A run of records:

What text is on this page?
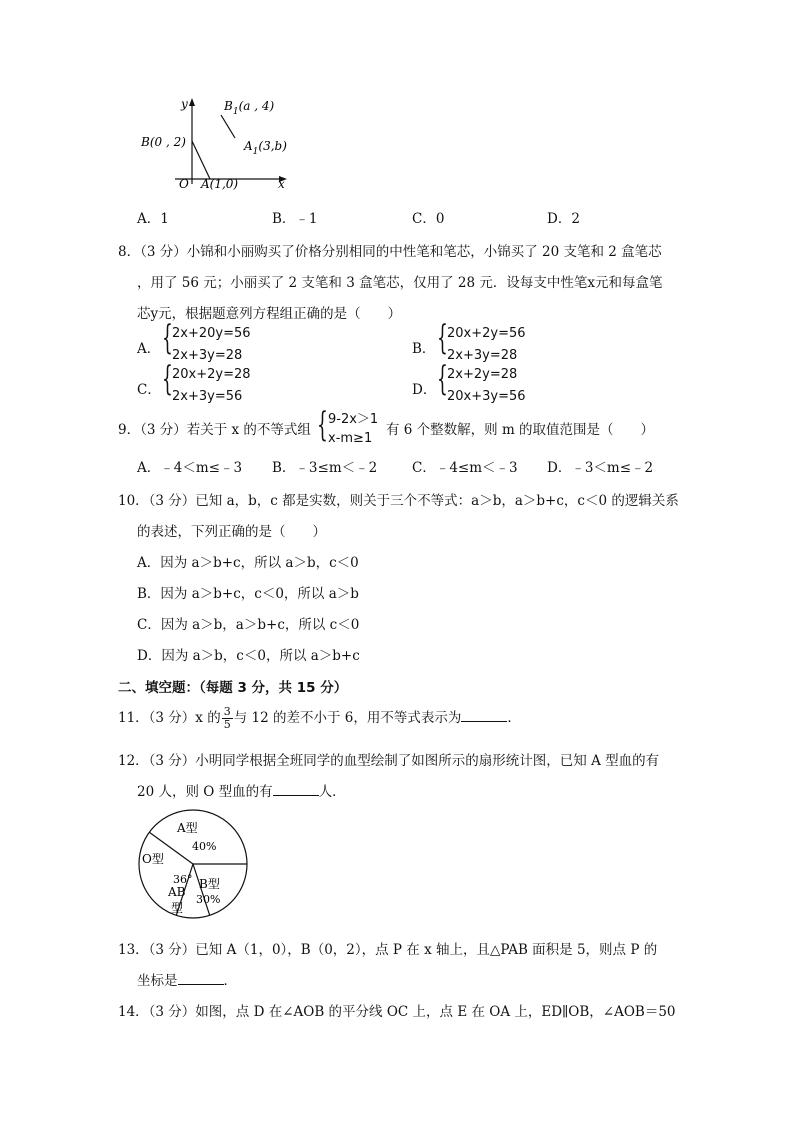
y
x
O
$B_1(a$ , 4)
B(0 , 2)	$A_1(3,b)$
A(1,0)
A．1	B．﹣1	C．0	D．2
8．（3 分）小锦和小丽购买了价格分别相同的中性笔和笔芯，小锦买了 20 支笔和 2 盒笔芯
，用了 56 元；小丽买了 2 支笔和 3 盒笔芯，仅用了 28 元．设每支中性笔x元和每盒笔
芯y元，根据题意列方程组正确的是（　　）
A． { 2x+20y=56
2x+3y=28	B． { 20x+2y=56
2x+3y=28
C． { 20x+2y=28
2x+3y=56	D． { 2x+2y=28
20x+3y=56
9．（3 分）若关于 x 的不等式组 { 9-2x＞1
x-m≥1
有 6 个整数解，则 m 的取值范围是（　　）
A．﹣4＜m≤﹣3 B．﹣3≤m＜﹣2	C．﹣4≤m＜﹣3 D．﹣3＜m≤﹣2
10．（3 分）已知 a，b，c 都是实数，则关于三个不等式：a＞b，a＞b+c，c＜0 的逻辑关系
的表述，下列正确的是（　　）
A．因为 a＞b+c，所以 a＞b，c＜0
B．因为 a＞b+c，c＜0，所以 a＞b
C．因为 a＞b，a＞b+c，所以 c＜0
D．因为 a＞b，c＜0，所以 a＞b+c
二、填空题：（每题 3 分，共 15 分）
11．（3 分）x 的 $\frac{3}{5}$ 与 12 的差不小于 6，用不等式表示为	．
12．（3 分）小明同学根据全班同学的血型绘制了如图所示的扇形统计图，已知 A 型血的有
20 人，则 O 型血的有	人．
A型
40%
O型
36°
AB
型
B型
30%
13．（3 分）已知 A（1，0），B（0，2），点 P 在 x 轴上，且△PAB 面积是 5，则点 P 的
坐标是	．
14．（3 分）如图，点 D 在∠AOB 的平分线 OC 上，点 E 在 OA 上，ED∥OB，∠AOB＝50
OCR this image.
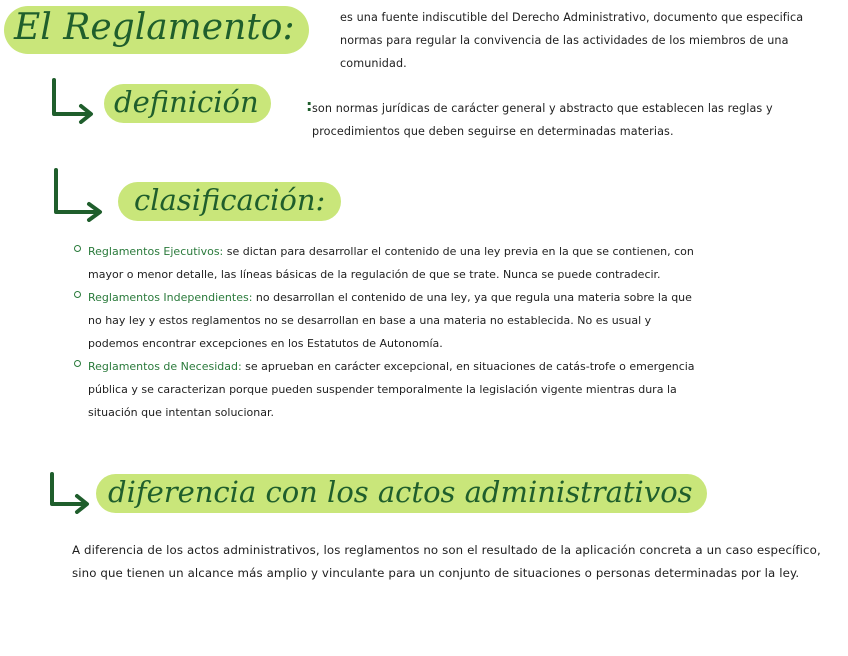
El Reglamento:	es una fuente indiscutible del Derecho Administrativo, documento que especifica normas para regular la convivencia de las actividades de los miembros de una comunidad.
definición	: son normas jurídicas de carácter general y abstracto que establecen las reglas y procedimientos que deben seguirse en determinadas materias.
clasificación:
Reglamentos Ejecutivos: se dictan para desarrollar el contenido de una ley previa en la que se contienen, con mayor o menor detalle, las líneas básicas de la regulación de que se trate. Nunca se puede contradecir.
Reglamentos Independientes: no desarrollan el contenido de una ley, ya que regula una materia sobre la que no hay ley y estos reglamentos no se desarrollan en base a una materia no establecida. No es usual y podemos encontrar excepciones en los Estatutos de Autonomía.
Reglamentos de Necesidad: se aprueban en carácter excepcional, en situaciones de catás-trofe o emergencia pública y se caracterizan porque pueden suspender temporalmente la legislación vigente mientras dura la situación que intentan solucionar.
diferencia con los actos administrativos
A diferencia de los actos administrativos, los reglamentos no son el resultado de la aplicación concreta a un caso específico, sino que tienen un alcance más amplio y vinculante para un conjunto de situaciones o personas determinadas por la ley.
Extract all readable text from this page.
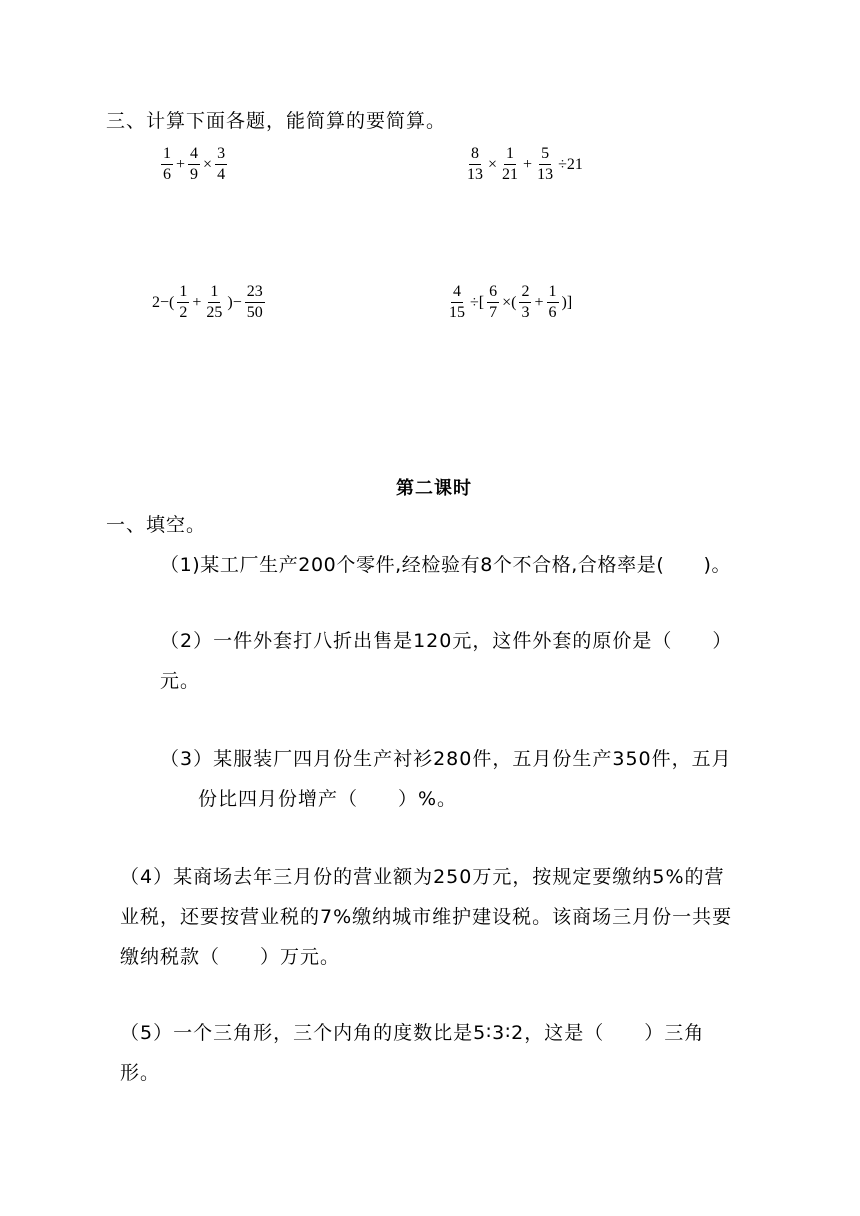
三、计算下面各题，能简算的要简算。
$\frac{1}{6} + \frac{4}{9} \times \frac{3}{4}$	$\frac{8}{13} \times \frac{1}{21} + \frac{5}{13} \div 21$
$2-( \frac{1}{2} + \frac{1}{25}$ )− $\frac{23}{50}$	$\frac{4}{15}$ ÷[ $\frac{6}{7}$ ×( $\frac{2}{3} + \frac{1}{6}$ )]
第二课时
一、填空。
（1)某工厂生产200个零件,经检验有8个不合格,合格率是(　　)。
（2）一件外套打八折出售是120元，这件外套的原价是（　　）
元。
（3）某服装厂四月份生产衬衫280件，五月份生产350件，五月
份比四月份增产（　　）%。
（4）某商场去年三月份的营业额为250万元，按规定要缴纳5%的营
业税，还要按营业税的7%缴纳城市维护建设税。该商场三月份一共要
缴纳税款（　　）万元。
（5）一个三角形，三个内角的度数比是5∶3∶2，这是（　　）三角
形。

- [Task objective]:
Review the preceding data and report every line that includes the string "frac".

- [Complete output]:
11．（3 分）x 的 $\frac{3}{5}$ 与 12 的差不小于 6，用不等式表示为	．
$\frac{1}{6} + \frac{4}{9} \times \frac{3}{4}$	$\frac{8}{13} \times \frac{1}{21} + \frac{5}{13} \div 21$
$2-( \frac{1}{2} + \frac{1}{25}$ )− $\frac{23}{50}$	$\frac{4}{15}$ ÷[ $\frac{6}{7}$ ×( $\frac{2}{3} + \frac{1}{6}$ )]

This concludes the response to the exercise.